Copy out the listing exactly.

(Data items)
#####
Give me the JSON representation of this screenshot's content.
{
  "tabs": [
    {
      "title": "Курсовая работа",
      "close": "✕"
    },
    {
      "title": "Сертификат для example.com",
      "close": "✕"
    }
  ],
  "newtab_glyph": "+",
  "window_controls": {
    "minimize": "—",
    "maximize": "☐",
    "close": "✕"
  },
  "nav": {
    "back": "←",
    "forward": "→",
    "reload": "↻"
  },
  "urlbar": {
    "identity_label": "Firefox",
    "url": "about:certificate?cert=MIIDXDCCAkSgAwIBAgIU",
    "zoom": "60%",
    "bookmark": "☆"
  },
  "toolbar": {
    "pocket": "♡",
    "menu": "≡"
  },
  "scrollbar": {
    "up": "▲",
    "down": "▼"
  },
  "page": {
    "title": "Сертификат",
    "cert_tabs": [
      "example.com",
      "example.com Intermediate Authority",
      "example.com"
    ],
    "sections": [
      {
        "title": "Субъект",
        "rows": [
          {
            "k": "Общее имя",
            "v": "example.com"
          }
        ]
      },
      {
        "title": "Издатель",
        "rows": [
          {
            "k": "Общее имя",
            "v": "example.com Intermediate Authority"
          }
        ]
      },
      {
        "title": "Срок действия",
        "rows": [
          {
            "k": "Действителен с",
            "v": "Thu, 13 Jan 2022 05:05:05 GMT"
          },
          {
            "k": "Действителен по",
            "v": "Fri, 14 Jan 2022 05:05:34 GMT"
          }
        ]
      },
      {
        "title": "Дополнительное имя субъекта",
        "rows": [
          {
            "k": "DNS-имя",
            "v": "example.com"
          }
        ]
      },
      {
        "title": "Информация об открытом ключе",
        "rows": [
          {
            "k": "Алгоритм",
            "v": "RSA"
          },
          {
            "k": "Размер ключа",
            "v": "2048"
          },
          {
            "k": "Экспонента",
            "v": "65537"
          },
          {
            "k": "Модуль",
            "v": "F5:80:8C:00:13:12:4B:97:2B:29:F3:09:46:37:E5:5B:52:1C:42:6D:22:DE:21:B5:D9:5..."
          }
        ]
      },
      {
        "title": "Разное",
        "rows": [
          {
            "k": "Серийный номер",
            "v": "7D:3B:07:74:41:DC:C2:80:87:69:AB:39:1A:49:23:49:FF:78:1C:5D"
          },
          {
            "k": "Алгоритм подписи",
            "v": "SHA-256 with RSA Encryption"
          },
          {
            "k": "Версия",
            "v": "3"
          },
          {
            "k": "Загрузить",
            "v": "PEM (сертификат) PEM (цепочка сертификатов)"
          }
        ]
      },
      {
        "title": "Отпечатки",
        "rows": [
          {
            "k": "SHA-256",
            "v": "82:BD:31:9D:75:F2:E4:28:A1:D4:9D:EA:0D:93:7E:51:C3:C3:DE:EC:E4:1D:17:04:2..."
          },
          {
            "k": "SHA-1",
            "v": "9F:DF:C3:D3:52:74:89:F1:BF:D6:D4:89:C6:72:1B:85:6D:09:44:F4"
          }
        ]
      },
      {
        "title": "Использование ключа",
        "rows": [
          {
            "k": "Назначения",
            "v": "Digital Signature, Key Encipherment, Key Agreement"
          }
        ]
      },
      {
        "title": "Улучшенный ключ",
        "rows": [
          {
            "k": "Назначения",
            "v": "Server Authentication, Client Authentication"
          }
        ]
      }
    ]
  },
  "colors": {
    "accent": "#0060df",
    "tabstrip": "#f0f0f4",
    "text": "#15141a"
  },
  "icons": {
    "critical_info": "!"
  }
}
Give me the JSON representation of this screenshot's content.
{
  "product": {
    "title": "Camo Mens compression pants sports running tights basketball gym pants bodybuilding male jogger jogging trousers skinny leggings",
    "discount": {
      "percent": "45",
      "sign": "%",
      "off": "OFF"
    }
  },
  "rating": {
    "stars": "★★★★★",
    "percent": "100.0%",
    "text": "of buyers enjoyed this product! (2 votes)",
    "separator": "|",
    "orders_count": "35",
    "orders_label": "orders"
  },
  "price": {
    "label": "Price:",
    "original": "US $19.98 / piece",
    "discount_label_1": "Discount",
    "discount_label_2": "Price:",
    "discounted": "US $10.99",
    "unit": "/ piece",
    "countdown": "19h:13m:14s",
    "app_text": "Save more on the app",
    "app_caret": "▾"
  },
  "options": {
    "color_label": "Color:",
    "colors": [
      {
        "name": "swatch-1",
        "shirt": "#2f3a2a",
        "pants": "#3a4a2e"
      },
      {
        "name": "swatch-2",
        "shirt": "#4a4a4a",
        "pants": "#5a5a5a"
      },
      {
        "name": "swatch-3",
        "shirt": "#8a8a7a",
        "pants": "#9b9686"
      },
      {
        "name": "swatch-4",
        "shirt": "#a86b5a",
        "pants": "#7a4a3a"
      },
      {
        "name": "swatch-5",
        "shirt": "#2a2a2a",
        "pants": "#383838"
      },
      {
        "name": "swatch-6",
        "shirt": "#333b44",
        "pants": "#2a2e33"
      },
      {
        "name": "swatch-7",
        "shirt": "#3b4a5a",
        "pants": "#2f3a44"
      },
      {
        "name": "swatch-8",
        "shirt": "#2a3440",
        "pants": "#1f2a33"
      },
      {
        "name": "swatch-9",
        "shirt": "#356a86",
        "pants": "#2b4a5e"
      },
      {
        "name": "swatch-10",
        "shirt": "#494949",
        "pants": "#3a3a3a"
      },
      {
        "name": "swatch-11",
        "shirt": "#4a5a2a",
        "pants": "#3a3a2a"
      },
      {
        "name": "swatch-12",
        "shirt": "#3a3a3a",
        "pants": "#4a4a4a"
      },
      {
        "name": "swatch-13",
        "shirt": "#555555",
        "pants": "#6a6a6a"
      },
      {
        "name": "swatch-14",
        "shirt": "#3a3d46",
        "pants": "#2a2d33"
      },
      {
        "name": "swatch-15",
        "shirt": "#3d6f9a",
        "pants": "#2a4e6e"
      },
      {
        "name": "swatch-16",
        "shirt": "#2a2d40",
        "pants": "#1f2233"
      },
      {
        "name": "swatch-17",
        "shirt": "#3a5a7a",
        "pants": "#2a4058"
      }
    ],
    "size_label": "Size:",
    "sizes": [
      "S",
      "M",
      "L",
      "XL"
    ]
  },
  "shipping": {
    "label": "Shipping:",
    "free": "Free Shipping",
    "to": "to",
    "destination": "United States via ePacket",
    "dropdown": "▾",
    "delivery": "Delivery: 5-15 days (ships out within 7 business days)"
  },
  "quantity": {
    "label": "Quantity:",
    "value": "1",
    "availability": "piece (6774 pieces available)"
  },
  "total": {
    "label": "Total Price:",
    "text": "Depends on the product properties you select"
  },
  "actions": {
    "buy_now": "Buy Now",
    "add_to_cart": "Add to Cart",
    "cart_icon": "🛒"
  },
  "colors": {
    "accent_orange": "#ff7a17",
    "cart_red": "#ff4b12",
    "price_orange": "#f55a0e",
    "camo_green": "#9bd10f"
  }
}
#####
▶ _ANSWER FOR THIS EXERCISE_:
Give me the JSON representation of this screenshot's content.
{
  "tabs": [
    {
      "title": "Курсовая работа",
      "close": "✕"
    },
    {
      "title": "Сертификат для example.com",
      "close": "✕"
    }
  ],
  "newtab_glyph": "+",
  "window_controls": {
    "minimize": "—",
    "maximize": "☐",
    "close": "✕"
  },
  "nav": {
    "back": "←",
    "forward": "→",
    "reload": "↻"
  },
  "urlbar": {
    "identity_label": "Firefox",
    "url": "about:certificate?cert=MIIDXDCCAkSgAwIBAgIU",
    "zoom": "60%",
    "bookmark": "☆"
  },
  "toolbar": {
    "pocket": "♡",
    "menu": "≡"
  },
  "scrollbar": {
    "up": "▲",
    "down": "▼"
  },
  "page": {
    "title": "Сертификат",
    "cert_tabs": [
      "example.com",
      "example.com Intermediate Authority",
      "example.com"
    ],
    "sections": [
      {
        "title": "Субъект",
        "rows": [
          {
            "k": "Общее имя",
            "v": "example.com"
          }
        ]
      },
      {
        "title": "Издатель",
        "rows": [
          {
            "k": "Общее имя",
            "v": "example.com Intermediate Authority"
          }
        ]
      },
      {
        "title": "Срок действия",
        "rows": [
          {
            "k": "Действителен с",
            "v": "Thu, 13 Jan 2022 05:05:05 GMT"
          },
          {
            "k": "Действителен по",
            "v": "Fri, 14 Jan 2022 05:05:34 GMT"
          }
        ]
      },
      {
        "title": "Дополнительное имя субъекта",
        "rows": [
          {
            "k": "DNS-имя",
            "v": "example.com"
          }
        ]
      },
      {
        "title": "Информация об открытом ключе",
        "rows": [
          {
            "k": "Алгоритм",
            "v": "RSA"
          },
          {
            "k": "Размер ключа",
            "v": "2048"
          },
          {
            "k": "Экспонента",
            "v": "65537"
          },
          {
            "k": "Модуль",
            "v": "F5:80:8C:00:13:12:4B:97:2B:29:F3:09:46:37:E5:5B:52:1C:42:6D:22:DE:21:B5:D9:5..."
          }
        ]
      },
      {
        "title": "Разное",
        "rows": [
          {
            "k": "Серийный номер",
            "v": "7D:3B:07:74:41:DC:C2:80:87:69:AB:39:1A:49:23:49:FF:78:1C:5D"
          },
          {
            "k": "Алгоритм подписи",
            "v": "SHA-256 with RSA Encryption"
          },
          {
            "k": "Версия",
            "v": "3"
          },
          {
            "k": "Загрузить",
            "v": "PEM (сертификат) PEM (цепочка сертификатов)"
          }
        ]
      },
      {
        "title": "Отпечатки",
        "rows": [
          {
            "k": "SHA-256",
            "v": "82:BD:31:9D:75:F2:E4:28:A1:D4:9D:EA:0D:93:7E:51:C3:C3:DE:EC:E4:1D:17:04:2..."
          },
          {
            "k": "SHA-1",
            "v": "9F:DF:C3:D3:52:74:89:F1:BF:D6:D4:89:C6:72:1B:85:6D:09:44:F4"
          }
        ]
      },
      {
        "title": "Использование ключа",
        "rows": [
          {
            "k": "Назначения",
            "v": "Digital Signature, Key Encipherment, Key Agreement"
          }
        ]
      },
      {
        "title": "Улучшенный ключ",
        "rows": [
          {
            "k": "Назначения",
            "v": "Server Authentication, Client Authentication"
          }
        ]
      }
    ]
  },
  "colors": {
    "accent": "#0060df",
    "tabstrip": "#f0f0f4",
    "text": "#15141a"
  },
  "icons": {
    "critical_info": "!"
  }
}
Give me the JSON representation of this screenshot's content.
{
  "product": {
    "title": "Camo Mens compression pants sports running tights basketball gym pants bodybuilding male jogger jogging trousers skinny leggings",
    "discount": {
      "percent": "45",
      "sign": "%",
      "off": "OFF"
    }
  },
  "rating": {
    "stars": "★★★★★",
    "percent": "100.0%",
    "text": "of buyers enjoyed this product! (2 votes)",
    "separator": "|",
    "orders_count": "35",
    "orders_label": "orders"
  },
  "price": {
    "label": "Price:",
    "original": "US $19.98 / piece",
    "discount_label_1": "Discount",
    "discount_label_2": "Price:",
    "discounted": "US $10.99",
    "unit": "/ piece",
    "countdown": "19h:13m:14s",
    "app_text": "Save more on the app",
    "app_caret": "▾"
  },
  "options": {
    "color_label": "Color:",
    "colors": [
      {
        "name": "swatch-1",
        "shirt": "#2f3a2a",
        "pants": "#3a4a2e"
      },
      {
        "name": "swatch-2",
        "shirt": "#4a4a4a",
        "pants": "#5a5a5a"
      },
      {
        "name": "swatch-3",
        "shirt": "#8a8a7a",
        "pants": "#9b9686"
      },
      {
        "name": "swatch-4",
        "shirt": "#a86b5a",
        "pants": "#7a4a3a"
      },
      {
        "name": "swatch-5",
        "shirt": "#2a2a2a",
        "pants": "#383838"
      },
      {
        "name": "swatch-6",
        "shirt": "#333b44",
        "pants": "#2a2e33"
      },
      {
        "name": "swatch-7",
        "shirt": "#3b4a5a",
        "pants": "#2f3a44"
      },
      {
        "name": "swatch-8",
        "shirt": "#2a3440",
        "pants": "#1f2a33"
      },
      {
        "name": "swatch-9",
        "shirt": "#356a86",
        "pants": "#2b4a5e"
      },
      {
        "name": "swatch-10",
        "shirt": "#494949",
        "pants": "#3a3a3a"
      },
      {
        "name": "swatch-11",
        "shirt": "#4a5a2a",
        "pants": "#3a3a2a"
      },
      {
        "name": "swatch-12",
        "shirt": "#3a3a3a",
        "pants": "#4a4a4a"
      },
      {
        "name": "swatch-13",
        "shirt": "#555555",
        "pants": "#6a6a6a"
      },
      {
        "name": "swatch-14",
        "shirt": "#3a3d46",
        "pants": "#2a2d33"
      },
      {
        "name": "swatch-15",
        "shirt": "#3d6f9a",
        "pants": "#2a4e6e"
      },
      {
        "name": "swatch-16",
        "shirt": "#2a2d40",
        "pants": "#1f2233"
      },
      {
        "name": "swatch-17",
        "shirt": "#3a5a7a",
        "pants": "#2a4058"
      }
    ],
    "size_label": "Size:",
    "sizes": [
      "S",
      "M",
      "L",
      "XL"
    ]
  },
  "shipping": {
    "label": "Shipping:",
    "free": "Free Shipping",
    "to": "to",
    "destination": "United States via ePacket",
    "dropdown": "▾",
    "delivery": "Delivery: 5-15 days (ships out within 7 business days)"
  },
  "quantity": {
    "label": "Quantity:",
    "value": "1",
    "availability": "piece (6774 pieces available)"
  },
  "total": {
    "label": "Total Price:",
    "text": "Depends on the product properties you select"
  },
  "actions": {
    "buy_now": "Buy Now",
    "add_to_cart": "Add to Cart",
    "cart_icon": "🛒"
  },
  "colors": {
    "accent_orange": "#ff7a17",
    "cart_red": "#ff4b12",
    "price_orange": "#f55a0e",
    "camo_green": "#9bd10f"
  }
}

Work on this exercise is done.